__REQUIRED TASK__. Return the full listing exactly as it is written.
┌─ INFORMATION SHOWN
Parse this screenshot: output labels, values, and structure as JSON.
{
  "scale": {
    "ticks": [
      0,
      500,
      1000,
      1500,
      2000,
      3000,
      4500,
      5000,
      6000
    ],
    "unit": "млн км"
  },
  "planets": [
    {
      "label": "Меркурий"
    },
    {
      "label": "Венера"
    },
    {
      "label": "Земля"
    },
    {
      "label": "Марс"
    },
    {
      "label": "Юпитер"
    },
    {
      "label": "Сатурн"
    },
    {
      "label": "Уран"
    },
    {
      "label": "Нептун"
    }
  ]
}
└─
__EXERCISE SOLUTION__.
Parse this screenshot: output labels, values, and structure as JSON.
{
  "scale": {
    "ticks": [
      0,
      500,
      1000,
      1500,
      2000,
      3000,
      4500,
      5000,
      6000
    ],
    "unit": "млн км"
  },
  "planets": [
    {
      "label": "Меркурий"
    },
    {
      "label": "Венера"
    },
    {
      "label": "Земля"
    },
    {
      "label": "Марс"
    },
    {
      "label": "Юпитер"
    },
    {
      "label": "Сатурн"
    },
    {
      "label": "Уран"
    },
    {
      "label": "Нептун"
    }
  ]
}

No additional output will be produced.